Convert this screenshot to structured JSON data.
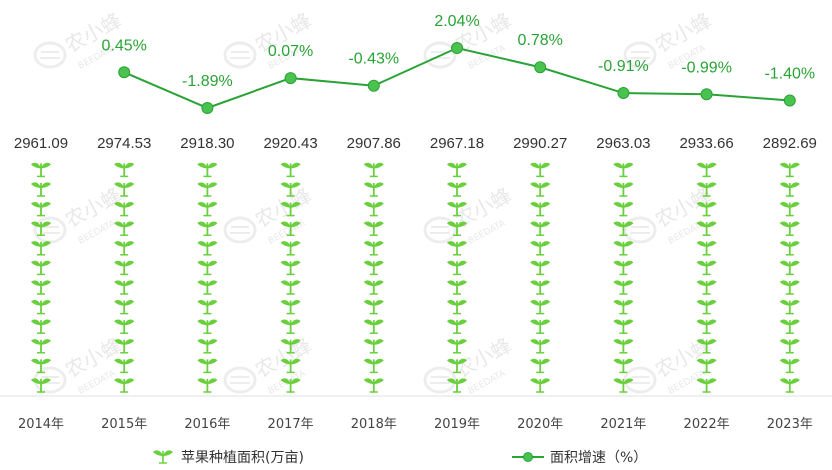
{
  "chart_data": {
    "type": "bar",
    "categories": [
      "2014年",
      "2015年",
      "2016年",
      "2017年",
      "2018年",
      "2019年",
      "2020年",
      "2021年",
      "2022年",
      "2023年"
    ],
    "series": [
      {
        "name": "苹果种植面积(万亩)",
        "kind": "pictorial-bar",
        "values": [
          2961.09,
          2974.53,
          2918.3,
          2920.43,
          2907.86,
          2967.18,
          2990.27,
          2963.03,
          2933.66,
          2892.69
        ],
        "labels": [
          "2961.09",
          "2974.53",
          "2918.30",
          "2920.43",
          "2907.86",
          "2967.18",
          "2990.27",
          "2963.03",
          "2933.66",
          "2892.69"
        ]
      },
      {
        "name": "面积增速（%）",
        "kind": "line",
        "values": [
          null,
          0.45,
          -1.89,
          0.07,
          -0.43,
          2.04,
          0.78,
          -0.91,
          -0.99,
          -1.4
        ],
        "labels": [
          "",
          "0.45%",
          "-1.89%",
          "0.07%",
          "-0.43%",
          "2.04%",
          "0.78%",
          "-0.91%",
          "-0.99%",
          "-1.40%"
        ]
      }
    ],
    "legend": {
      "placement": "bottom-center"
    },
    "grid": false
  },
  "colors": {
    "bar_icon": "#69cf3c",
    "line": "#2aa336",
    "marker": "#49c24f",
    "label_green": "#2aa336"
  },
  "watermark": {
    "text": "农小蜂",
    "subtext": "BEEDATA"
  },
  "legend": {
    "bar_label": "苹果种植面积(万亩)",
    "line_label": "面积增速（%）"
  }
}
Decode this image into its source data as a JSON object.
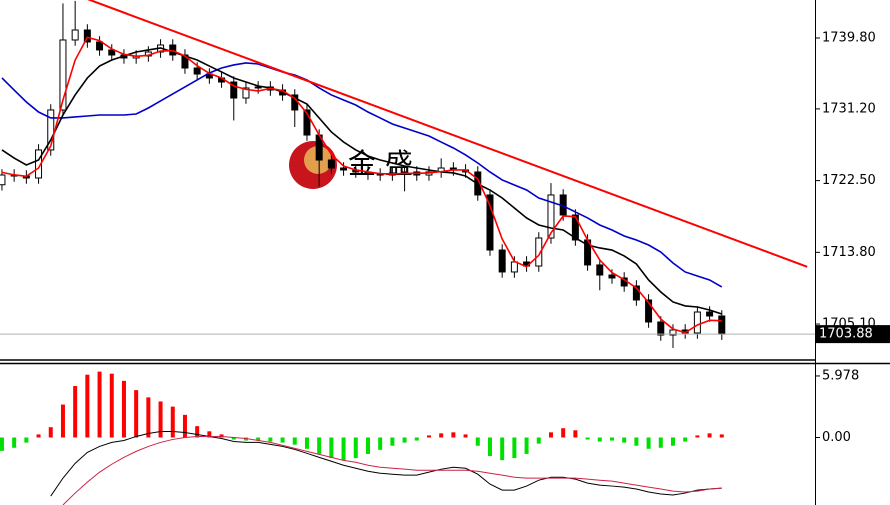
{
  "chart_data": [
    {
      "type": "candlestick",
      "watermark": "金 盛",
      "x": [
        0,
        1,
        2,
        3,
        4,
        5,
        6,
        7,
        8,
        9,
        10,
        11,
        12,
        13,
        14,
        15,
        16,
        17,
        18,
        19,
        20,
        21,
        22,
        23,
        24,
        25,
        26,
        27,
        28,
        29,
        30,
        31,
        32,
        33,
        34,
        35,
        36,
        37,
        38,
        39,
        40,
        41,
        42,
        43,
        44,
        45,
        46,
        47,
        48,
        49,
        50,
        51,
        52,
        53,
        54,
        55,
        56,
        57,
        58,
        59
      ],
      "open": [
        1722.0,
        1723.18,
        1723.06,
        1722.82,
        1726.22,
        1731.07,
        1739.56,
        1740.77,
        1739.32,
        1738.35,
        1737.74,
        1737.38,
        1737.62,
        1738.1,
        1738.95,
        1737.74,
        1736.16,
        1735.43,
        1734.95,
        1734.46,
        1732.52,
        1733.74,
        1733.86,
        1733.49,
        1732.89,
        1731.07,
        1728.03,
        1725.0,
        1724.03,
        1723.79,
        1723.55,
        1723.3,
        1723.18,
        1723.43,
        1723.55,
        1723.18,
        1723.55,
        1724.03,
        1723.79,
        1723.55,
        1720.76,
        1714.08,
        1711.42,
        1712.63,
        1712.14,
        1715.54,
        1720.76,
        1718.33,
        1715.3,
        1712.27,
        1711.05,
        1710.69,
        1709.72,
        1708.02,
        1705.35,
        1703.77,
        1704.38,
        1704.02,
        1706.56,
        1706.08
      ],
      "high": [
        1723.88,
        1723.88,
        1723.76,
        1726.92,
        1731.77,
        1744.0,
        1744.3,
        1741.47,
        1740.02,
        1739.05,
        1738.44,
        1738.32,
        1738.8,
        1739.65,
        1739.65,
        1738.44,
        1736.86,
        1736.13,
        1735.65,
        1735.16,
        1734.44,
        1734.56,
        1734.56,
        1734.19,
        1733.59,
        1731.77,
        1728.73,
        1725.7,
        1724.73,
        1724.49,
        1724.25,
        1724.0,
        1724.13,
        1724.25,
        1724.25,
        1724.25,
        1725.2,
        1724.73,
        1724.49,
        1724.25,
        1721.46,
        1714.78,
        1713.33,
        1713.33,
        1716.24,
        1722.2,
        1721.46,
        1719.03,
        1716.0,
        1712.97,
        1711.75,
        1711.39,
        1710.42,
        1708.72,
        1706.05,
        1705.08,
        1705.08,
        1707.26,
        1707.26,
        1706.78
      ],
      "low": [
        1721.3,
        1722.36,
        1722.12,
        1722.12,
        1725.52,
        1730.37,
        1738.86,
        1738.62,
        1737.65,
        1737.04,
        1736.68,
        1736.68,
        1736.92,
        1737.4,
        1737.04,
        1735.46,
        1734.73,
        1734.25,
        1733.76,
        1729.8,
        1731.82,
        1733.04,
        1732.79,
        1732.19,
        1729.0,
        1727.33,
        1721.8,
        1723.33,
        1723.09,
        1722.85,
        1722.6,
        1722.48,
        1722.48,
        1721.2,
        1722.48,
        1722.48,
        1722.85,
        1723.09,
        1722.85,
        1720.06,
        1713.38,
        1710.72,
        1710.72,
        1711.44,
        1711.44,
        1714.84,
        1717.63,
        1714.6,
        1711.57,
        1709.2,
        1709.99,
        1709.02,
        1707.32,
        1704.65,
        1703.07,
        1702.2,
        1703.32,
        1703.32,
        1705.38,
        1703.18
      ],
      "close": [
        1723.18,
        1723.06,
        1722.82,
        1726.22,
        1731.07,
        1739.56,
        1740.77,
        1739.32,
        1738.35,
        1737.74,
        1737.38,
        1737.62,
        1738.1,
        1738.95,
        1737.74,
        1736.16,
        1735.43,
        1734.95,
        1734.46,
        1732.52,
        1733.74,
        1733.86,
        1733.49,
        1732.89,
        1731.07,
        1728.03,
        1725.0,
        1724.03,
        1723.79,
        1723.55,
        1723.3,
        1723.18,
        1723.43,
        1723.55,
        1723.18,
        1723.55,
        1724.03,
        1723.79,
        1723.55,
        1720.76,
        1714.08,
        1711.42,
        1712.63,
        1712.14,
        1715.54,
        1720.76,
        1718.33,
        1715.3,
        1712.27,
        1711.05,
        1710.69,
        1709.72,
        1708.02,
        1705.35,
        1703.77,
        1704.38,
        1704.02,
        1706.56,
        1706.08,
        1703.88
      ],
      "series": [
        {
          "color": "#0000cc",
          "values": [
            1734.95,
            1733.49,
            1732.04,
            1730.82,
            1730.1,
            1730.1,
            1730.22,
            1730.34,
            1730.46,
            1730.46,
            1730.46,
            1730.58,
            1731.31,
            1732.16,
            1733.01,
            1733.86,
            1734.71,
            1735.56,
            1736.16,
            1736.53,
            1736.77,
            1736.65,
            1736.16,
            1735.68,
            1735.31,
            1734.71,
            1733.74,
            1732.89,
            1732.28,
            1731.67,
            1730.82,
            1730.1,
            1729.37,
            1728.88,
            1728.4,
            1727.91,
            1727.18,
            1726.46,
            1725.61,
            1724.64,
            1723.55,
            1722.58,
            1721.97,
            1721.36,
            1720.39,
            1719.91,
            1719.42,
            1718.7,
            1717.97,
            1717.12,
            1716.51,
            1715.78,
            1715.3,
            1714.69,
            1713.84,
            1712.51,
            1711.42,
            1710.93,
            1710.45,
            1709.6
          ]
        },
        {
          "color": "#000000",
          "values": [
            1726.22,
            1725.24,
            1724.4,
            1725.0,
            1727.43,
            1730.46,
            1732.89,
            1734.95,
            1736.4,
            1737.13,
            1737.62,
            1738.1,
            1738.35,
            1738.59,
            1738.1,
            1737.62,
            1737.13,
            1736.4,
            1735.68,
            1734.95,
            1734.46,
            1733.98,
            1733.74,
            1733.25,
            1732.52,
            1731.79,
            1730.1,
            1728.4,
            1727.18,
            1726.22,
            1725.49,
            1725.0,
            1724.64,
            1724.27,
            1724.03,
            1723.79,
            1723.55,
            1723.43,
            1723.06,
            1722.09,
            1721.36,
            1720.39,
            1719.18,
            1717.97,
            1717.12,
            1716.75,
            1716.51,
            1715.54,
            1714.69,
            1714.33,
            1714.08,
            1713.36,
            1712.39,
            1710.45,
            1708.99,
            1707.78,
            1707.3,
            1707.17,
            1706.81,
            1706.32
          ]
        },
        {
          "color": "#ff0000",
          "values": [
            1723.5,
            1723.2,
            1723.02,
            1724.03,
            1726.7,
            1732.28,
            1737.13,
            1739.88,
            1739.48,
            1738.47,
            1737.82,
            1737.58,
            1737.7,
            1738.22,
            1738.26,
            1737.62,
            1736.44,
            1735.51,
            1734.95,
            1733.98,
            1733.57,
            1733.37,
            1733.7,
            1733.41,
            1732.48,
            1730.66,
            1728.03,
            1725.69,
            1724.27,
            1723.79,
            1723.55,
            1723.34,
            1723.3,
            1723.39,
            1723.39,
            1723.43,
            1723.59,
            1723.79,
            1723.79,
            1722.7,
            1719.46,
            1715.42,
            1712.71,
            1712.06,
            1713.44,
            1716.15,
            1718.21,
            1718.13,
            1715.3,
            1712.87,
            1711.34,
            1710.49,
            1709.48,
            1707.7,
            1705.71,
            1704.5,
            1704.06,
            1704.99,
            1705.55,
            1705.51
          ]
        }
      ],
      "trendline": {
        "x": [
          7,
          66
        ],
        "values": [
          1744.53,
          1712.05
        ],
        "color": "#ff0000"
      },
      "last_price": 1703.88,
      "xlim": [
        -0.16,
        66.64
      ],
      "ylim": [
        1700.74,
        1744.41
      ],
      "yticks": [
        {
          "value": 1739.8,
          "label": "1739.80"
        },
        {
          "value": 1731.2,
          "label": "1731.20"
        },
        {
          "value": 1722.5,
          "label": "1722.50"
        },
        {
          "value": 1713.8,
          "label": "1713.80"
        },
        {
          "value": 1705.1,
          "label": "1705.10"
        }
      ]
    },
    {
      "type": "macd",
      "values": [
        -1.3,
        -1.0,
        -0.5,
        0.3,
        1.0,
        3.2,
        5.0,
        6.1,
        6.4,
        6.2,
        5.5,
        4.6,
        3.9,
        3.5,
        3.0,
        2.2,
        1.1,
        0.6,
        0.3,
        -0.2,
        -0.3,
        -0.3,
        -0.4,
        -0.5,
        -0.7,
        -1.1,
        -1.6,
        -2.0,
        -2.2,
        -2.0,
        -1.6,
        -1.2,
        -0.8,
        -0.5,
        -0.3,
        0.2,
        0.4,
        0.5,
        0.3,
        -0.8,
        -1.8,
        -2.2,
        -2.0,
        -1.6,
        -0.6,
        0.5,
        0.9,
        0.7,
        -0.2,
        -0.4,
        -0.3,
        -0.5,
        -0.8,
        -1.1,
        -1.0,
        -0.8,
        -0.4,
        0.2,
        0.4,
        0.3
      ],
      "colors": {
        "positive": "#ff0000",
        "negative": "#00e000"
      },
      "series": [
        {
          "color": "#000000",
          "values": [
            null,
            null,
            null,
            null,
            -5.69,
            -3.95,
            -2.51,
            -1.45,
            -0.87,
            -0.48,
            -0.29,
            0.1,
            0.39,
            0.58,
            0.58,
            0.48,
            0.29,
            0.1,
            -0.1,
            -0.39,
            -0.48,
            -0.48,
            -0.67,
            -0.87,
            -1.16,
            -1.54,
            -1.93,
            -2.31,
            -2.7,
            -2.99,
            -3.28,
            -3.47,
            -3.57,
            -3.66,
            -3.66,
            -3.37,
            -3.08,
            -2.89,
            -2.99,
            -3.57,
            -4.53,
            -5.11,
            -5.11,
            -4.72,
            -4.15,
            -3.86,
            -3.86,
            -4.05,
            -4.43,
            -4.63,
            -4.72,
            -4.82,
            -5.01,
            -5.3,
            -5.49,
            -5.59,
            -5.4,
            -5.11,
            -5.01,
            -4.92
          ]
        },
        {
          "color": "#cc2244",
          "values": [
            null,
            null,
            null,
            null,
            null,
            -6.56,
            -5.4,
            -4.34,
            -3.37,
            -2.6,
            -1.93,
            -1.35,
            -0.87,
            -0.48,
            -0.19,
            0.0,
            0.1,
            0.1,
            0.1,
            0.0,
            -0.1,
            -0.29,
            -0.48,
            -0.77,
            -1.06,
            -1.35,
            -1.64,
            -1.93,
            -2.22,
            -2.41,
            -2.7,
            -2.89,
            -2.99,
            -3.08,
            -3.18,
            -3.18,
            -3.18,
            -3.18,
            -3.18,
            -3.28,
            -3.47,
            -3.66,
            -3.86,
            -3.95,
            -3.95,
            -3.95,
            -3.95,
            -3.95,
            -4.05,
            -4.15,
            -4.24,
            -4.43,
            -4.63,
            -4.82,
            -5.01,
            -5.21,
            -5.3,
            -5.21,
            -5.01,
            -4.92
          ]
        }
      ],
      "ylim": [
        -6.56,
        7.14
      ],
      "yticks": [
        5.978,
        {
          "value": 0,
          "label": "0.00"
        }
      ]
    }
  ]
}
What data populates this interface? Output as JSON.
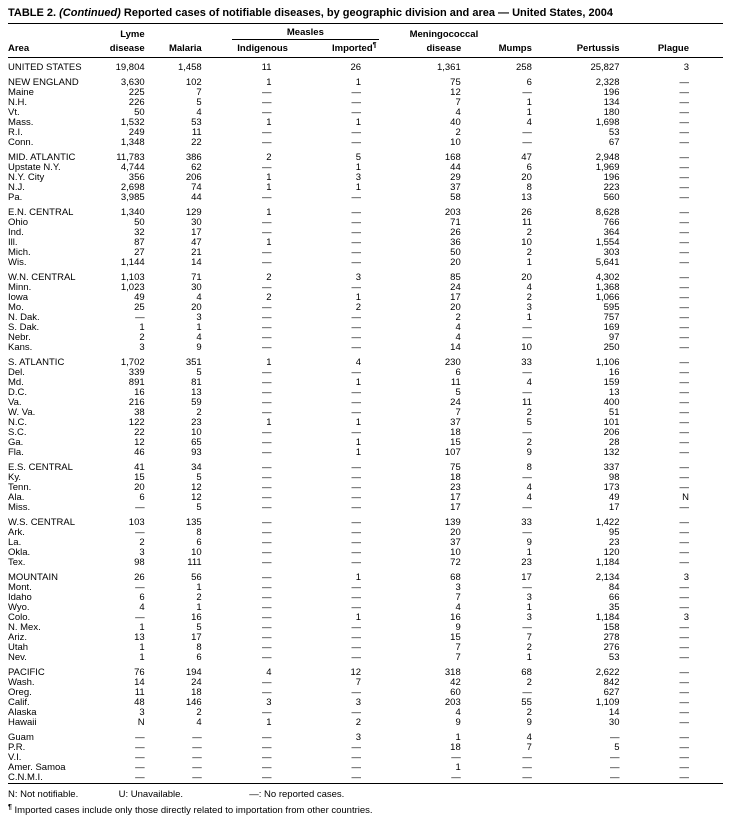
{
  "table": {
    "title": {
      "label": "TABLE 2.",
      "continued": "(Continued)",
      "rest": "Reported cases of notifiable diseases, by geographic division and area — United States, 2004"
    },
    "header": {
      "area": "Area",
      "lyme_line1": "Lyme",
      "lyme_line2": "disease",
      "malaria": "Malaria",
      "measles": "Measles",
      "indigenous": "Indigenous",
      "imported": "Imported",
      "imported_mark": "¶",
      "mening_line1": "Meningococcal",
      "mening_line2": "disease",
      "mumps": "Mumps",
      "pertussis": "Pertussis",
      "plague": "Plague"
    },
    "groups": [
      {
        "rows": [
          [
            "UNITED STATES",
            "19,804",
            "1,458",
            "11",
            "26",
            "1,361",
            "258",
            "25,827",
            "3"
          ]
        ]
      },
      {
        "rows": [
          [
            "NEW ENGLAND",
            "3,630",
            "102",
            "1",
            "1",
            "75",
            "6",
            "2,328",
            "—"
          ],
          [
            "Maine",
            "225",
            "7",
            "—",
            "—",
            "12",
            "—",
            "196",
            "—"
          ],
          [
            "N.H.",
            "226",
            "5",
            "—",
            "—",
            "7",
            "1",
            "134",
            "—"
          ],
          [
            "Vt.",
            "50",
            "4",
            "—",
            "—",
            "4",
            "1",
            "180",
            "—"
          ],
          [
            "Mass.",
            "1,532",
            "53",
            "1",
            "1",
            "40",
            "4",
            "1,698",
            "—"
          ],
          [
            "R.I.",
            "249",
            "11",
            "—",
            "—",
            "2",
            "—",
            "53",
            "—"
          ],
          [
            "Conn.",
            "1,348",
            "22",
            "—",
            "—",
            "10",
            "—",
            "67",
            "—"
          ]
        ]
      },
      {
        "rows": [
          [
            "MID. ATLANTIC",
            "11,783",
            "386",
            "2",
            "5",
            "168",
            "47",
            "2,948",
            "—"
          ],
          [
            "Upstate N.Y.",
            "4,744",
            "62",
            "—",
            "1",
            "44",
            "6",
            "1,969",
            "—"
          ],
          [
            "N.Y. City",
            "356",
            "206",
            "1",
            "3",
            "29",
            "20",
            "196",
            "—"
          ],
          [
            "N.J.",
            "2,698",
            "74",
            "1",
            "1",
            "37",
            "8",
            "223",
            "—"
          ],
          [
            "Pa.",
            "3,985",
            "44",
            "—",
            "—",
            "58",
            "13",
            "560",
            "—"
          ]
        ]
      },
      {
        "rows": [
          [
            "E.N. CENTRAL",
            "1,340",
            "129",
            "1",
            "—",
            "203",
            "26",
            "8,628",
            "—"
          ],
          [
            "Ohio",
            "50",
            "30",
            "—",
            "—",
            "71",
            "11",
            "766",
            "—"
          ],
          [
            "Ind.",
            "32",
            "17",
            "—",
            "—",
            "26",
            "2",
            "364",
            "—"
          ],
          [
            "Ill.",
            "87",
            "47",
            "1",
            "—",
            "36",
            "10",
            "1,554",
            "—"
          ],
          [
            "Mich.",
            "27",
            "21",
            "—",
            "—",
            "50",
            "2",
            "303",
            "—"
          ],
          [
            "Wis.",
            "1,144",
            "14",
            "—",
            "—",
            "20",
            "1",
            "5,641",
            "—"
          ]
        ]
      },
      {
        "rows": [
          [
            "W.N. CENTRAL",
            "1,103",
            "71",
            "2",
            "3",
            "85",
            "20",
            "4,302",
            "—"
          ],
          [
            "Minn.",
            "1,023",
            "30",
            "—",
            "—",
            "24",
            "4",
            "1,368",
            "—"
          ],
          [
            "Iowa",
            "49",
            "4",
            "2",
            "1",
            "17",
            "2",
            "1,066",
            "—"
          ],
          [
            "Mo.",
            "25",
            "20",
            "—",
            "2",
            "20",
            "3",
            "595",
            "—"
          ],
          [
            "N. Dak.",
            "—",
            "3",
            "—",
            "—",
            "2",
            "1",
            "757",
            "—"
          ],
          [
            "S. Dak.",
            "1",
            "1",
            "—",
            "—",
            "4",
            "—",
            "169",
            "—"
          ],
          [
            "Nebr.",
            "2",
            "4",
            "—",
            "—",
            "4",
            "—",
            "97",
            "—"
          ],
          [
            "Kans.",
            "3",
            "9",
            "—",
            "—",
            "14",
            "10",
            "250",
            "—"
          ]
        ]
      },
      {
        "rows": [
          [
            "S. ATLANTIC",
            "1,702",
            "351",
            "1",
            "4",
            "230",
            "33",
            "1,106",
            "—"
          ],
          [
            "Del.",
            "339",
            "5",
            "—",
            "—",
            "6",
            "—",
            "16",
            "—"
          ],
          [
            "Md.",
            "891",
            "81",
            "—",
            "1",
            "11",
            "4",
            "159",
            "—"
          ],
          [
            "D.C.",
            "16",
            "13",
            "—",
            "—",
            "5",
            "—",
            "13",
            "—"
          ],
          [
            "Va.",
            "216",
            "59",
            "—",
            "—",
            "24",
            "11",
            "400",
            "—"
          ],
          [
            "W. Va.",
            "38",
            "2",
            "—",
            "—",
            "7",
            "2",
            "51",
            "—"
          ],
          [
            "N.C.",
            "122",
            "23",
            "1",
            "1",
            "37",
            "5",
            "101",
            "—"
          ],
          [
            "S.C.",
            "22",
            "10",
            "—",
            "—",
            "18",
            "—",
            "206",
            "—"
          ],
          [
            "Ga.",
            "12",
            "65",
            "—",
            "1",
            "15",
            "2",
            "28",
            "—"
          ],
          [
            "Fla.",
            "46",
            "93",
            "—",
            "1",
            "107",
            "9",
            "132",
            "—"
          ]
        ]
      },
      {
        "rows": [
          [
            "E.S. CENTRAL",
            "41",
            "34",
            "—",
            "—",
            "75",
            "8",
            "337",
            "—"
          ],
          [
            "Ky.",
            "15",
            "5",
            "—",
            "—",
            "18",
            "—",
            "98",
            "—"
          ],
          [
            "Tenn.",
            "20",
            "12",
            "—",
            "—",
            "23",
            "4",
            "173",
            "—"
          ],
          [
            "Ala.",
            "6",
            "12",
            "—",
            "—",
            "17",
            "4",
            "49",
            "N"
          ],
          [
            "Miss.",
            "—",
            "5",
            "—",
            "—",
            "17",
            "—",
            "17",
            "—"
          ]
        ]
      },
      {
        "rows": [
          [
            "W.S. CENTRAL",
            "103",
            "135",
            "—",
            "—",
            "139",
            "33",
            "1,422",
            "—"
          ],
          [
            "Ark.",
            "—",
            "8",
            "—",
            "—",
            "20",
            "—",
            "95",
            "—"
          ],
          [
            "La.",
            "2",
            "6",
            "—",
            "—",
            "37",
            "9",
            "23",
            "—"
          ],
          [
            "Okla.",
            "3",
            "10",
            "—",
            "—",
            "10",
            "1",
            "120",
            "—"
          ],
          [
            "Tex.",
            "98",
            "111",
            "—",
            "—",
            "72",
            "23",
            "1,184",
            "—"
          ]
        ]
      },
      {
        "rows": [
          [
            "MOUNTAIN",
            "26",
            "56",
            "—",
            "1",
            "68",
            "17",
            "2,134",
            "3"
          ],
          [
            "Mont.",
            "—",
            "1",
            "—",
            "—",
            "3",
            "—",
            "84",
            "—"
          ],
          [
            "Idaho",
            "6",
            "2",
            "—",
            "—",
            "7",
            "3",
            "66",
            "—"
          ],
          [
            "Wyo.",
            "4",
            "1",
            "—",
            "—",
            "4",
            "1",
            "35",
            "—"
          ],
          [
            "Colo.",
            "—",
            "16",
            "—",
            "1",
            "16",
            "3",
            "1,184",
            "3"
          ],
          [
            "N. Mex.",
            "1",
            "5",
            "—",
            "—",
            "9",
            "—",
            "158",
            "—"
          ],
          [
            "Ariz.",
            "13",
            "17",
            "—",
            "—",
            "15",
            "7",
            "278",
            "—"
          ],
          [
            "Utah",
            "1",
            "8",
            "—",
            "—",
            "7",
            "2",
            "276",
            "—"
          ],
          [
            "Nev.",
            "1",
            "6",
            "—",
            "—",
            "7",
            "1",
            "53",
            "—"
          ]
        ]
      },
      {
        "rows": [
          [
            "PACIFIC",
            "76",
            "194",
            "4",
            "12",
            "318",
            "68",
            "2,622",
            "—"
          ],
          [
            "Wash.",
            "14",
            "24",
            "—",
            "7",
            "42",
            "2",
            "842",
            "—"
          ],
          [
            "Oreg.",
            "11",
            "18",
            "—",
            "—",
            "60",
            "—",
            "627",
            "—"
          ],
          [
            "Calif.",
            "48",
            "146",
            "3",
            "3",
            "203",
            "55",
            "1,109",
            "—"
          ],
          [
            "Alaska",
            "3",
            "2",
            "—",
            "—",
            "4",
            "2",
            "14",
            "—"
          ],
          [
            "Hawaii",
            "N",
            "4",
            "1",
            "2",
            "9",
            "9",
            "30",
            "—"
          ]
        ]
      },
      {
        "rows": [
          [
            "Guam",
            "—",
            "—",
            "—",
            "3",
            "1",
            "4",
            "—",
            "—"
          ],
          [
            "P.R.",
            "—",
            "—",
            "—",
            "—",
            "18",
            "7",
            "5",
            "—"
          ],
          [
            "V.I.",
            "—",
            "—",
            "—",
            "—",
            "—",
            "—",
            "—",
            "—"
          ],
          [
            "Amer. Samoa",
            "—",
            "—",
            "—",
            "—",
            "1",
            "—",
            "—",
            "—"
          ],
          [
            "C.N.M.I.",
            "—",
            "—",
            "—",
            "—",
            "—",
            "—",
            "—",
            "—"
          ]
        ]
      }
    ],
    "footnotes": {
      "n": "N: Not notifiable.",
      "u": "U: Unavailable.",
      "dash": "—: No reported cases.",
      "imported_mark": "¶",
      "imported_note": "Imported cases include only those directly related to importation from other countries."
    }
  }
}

※ ※ ※

> **TASK OBJECTIVE**
Looking at the data above, how many lines hold the word "area"? Respond with the number alone.

> **SOLUTION**
2